◆ Requirement: Transcribe the material exactly. Images do not belong in the copy.

[A block of data]
════
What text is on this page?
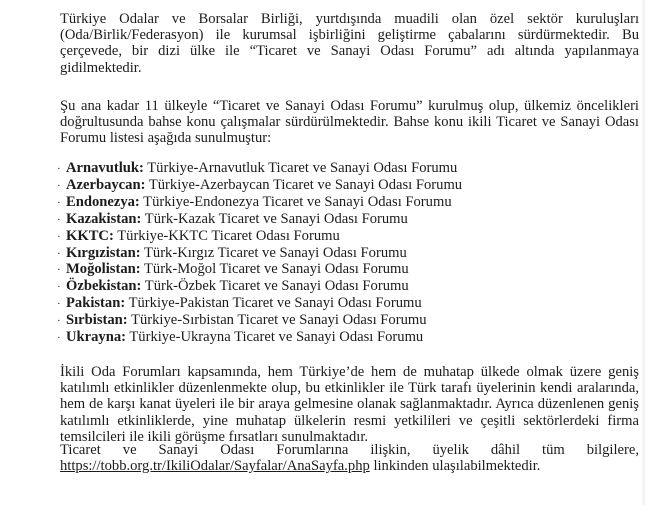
Türkiye Odalar ve Borsalar Birliği, yurtdışında muadili olan özel sektör kuruluşları (Oda/Birlik/Federasyon) ile kurumsal işbirliğini geliştirme çabalarını sürdürmektedir. Bu çerçevede, bir dizi ülke ile “Ticaret ve Sanayi Odası Forumu” adı altında yapılanmaya gidilmektedir.

Şu ana kadar 11 ülkeyle “Ticaret ve Sanayi Odası Forumu” kurulmuş olup, ülkemiz öncelikleri doğrultusunda bahse konu çalışmalar sürdürülmektedir. Bahse konu ikili Ticaret ve Sanayi Odası Forumu listesi aşağıda sunulmuştur:

· Arnavutluk: Türkiye-Arnavutluk Ticaret ve Sanayi Odası Forumu
· Azerbaycan: Türkiye-Azerbaycan Ticaret ve Sanayi Odası Forumu
· Endonezya: Türkiye-Endonezya Ticaret ve Sanayi Odası Forumu
· Kazakistan: Türk-Kazak Ticaret ve Sanayi Odası Forumu
· KKTC: Türkiye-KKTC Ticaret Odası Forumu
· Kırgızistan: Türk-Kırgız Ticaret ve Sanayi Odası Forumu
· Moğolistan: Türk-Moğol Ticaret ve Sanayi Odası Forumu
· Özbekistan: Türk-Özbek Ticaret ve Sanayi Odası Forumu
· Pakistan: Türkiye-Pakistan Ticaret ve Sanayi Odası Forumu
· Sırbistan: Türkiye-Sırbistan Ticaret ve Sanayi Odası Forumu
· Ukrayna: Türkiye-Ukrayna Ticaret ve Sanayi Odası Forumu

İkili Oda Forumları kapsamında, hem Türkiye’de hem de muhatap ülkede olmak üzere geniş katılımlı etkinlikler düzenlenmekte olup, bu etkinlikler ile Türk tarafı üyelerinin kendi aralarında, hem de karşı kanat üyeleri ile bir araya gelmesine olanak sağlanmaktadır. Ayrıca düzenlenen geniş katılımlı etkinliklerde, yine muhatap ülkelerin resmi yetkilileri ve çeşitli sektörlerdeki firma temsilcileri ile ikili görüşme fırsatları sunulmaktadır.

Ticaret ve Sanayi Odası Forumlarına ilişkin, üyelik dâhil tüm bilgilere, https://tobb.org.tr/IkiliOdalar/Sayfalar/AnaSayfa.php linkinden ulaşılabilmektedir.
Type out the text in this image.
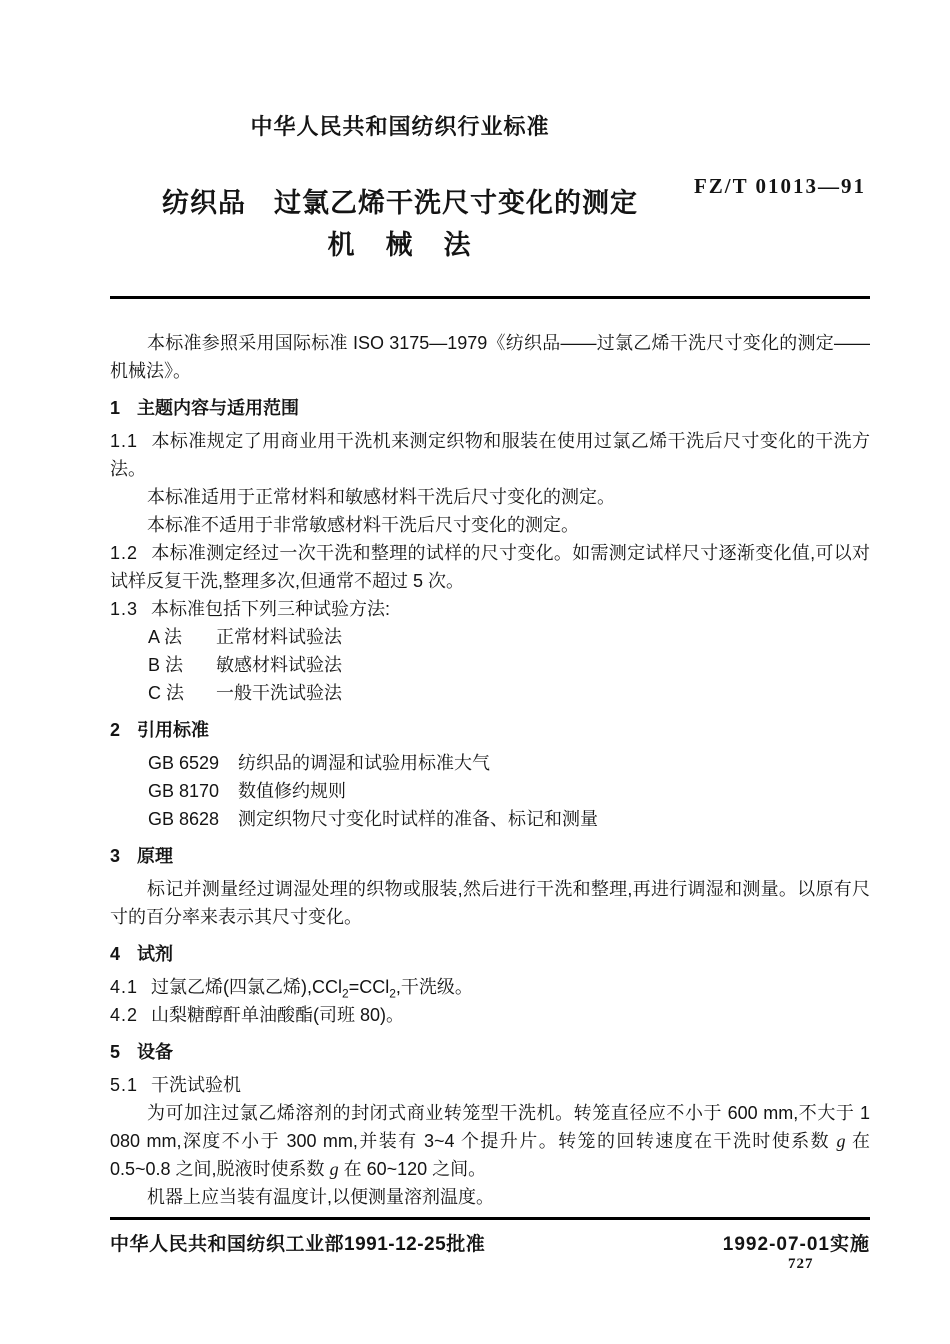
中华人民共和国纺织行业标准
FZ/T 01013—91
纺织品　过氯乙烯干洗尺寸变化的测定
机　械　法
本标准参照采用国际标准 ISO 3175—1979《纺织品——过氯乙烯干洗尺寸变化的测定——机械法》。
1 主题内容与适用范围
1.1 本标准规定了用商业用干洗机来测定织物和服装在使用过氯乙烯干洗后尺寸变化的干洗方法。
本标准适用于正常材料和敏感材料干洗后尺寸变化的测定。
本标准不适用于非常敏感材料干洗后尺寸变化的测定。
1.2 本标准测定经过一次干洗和整理的试样的尺寸变化。如需测定试样尺寸逐渐变化值,可以对试样反复干洗,整理多次,但通常不超过 5 次。
1.3 本标准包括下列三种试验方法:
A 法 正常材料试验法
B 法 敏感材料试验法
C 法 一般干洗试验法
2 引用标准
GB 6529 纺织品的调湿和试验用标准大气
GB 8170 数值修约规则
GB 8628 测定织物尺寸变化时试样的准备、标记和测量
3 原理
标记并测量经过调湿处理的织物或服装,然后进行干洗和整理,再进行调湿和测量。以原有尺寸的百分率来表示其尺寸变化。
4 试剂
4.1 过氯乙烯(四氯乙烯),CCl$_2$=CCl$_2$,干洗级。
4.2 山梨糖醇酐单油酸酯(司班 80)。
5 设备
5.1 干洗试验机
为可加注过氯乙烯溶剂的封闭式商业转笼型干洗机。转笼直径应不小于 600 mm,不大于 1 080 mm,深度不小于 300 mm,并装有 3~4 个提升片。转笼的回转速度在干洗时使系数 g 在 0.5~0.8 之间,脱液时使系数 g 在 60~120 之间。
机器上应当装有温度计,以便测量溶剂温度。
中华人民共和国纺织工业部1991-12-25批准	1992-07-01实施
727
════
◆ Result of the exercise:
What text is on this page?
Türkiye Odalar ve Borsalar Birliği, yurtdışında muadili olan özel sektör kuruluşları (Oda/Birlik/Federasyon) ile kurumsal işbirliğini geliştirme çabalarını sürdürmektedir. Bu çerçevede, bir dizi ülke ile “Ticaret ve Sanayi Odası Forumu” adı altında yapılanmaya gidilmektedir.

Şu ana kadar 11 ülkeyle “Ticaret ve Sanayi Odası Forumu” kurulmuş olup, ülkemiz öncelikleri doğrultusunda bahse konu çalışmalar sürdürülmektedir. Bahse konu ikili Ticaret ve Sanayi Odası Forumu listesi aşağıda sunulmuştur:

· Arnavutluk: Türkiye-Arnavutluk Ticaret ve Sanayi Odası Forumu
· Azerbaycan: Türkiye-Azerbaycan Ticaret ve Sanayi Odası Forumu
· Endonezya: Türkiye-Endonezya Ticaret ve Sanayi Odası Forumu
· Kazakistan: Türk-Kazak Ticaret ve Sanayi Odası Forumu
· KKTC: Türkiye-KKTC Ticaret Odası Forumu
· Kırgızistan: Türk-Kırgız Ticaret ve Sanayi Odası Forumu
· Moğolistan: Türk-Moğol Ticaret ve Sanayi Odası Forumu
· Özbekistan: Türk-Özbek Ticaret ve Sanayi Odası Forumu
· Pakistan: Türkiye-Pakistan Ticaret ve Sanayi Odası Forumu
· Sırbistan: Türkiye-Sırbistan Ticaret ve Sanayi Odası Forumu
· Ukrayna: Türkiye-Ukrayna Ticaret ve Sanayi Odası Forumu

İkili Oda Forumları kapsamında, hem Türkiye’de hem de muhatap ülkede olmak üzere geniş katılımlı etkinlikler düzenlenmekte olup, bu etkinlikler ile Türk tarafı üyelerinin kendi aralarında, hem de karşı kanat üyeleri ile bir araya gelmesine olanak sağlanmaktadır. Ayrıca düzenlenen geniş katılımlı etkinliklerde, yine muhatap ülkelerin resmi yetkilileri ve çeşitli sektörlerdeki firma temsilcileri ile ikili görüşme fırsatları sunulmaktadır.

Ticaret ve Sanayi Odası Forumlarına ilişkin, üyelik dâhil tüm bilgilere, https://tobb.org.tr/IkiliOdalar/Sayfalar/AnaSayfa.php linkinden ulaşılabilmektedir.
Type out the text in this image.
中华人民共和国纺织行业标准
FZ/T 01013—91
纺织品　过氯乙烯干洗尺寸变化的测定
机　械　法
本标准参照采用国际标准 ISO 3175—1979《纺织品——过氯乙烯干洗尺寸变化的测定——机械法》。
1 主题内容与适用范围
1.1 本标准规定了用商业用干洗机来测定织物和服装在使用过氯乙烯干洗后尺寸变化的干洗方法。
本标准适用于正常材料和敏感材料干洗后尺寸变化的测定。
本标准不适用于非常敏感材料干洗后尺寸变化的测定。
1.2 本标准测定经过一次干洗和整理的试样的尺寸变化。如需测定试样尺寸逐渐变化值,可以对试样反复干洗,整理多次,但通常不超过 5 次。
1.3 本标准包括下列三种试验方法:
A 法 正常材料试验法
B 法 敏感材料试验法
C 法 一般干洗试验法
2 引用标准
GB 6529 纺织品的调湿和试验用标准大气
GB 8170 数值修约规则
GB 8628 测定织物尺寸变化时试样的准备、标记和测量
3 原理
标记并测量经过调湿处理的织物或服装,然后进行干洗和整理,再进行调湿和测量。以原有尺寸的百分率来表示其尺寸变化。
4 试剂
4.1 过氯乙烯(四氯乙烯),CCl$_2$=CCl$_2$,干洗级。
4.2 山梨糖醇酐单油酸酯(司班 80)。
5 设备
5.1 干洗试验机
为可加注过氯乙烯溶剂的封闭式商业转笼型干洗机。转笼直径应不小于 600 mm,不大于 1 080 mm,深度不小于 300 mm,并装有 3~4 个提升片。转笼的回转速度在干洗时使系数 g 在 0.5~0.8 之间,脱液时使系数 g 在 60~120 之间。
机器上应当装有温度计,以便测量溶剂温度。
中华人民共和国纺织工业部1991-12-25批准	1992-07-01实施
727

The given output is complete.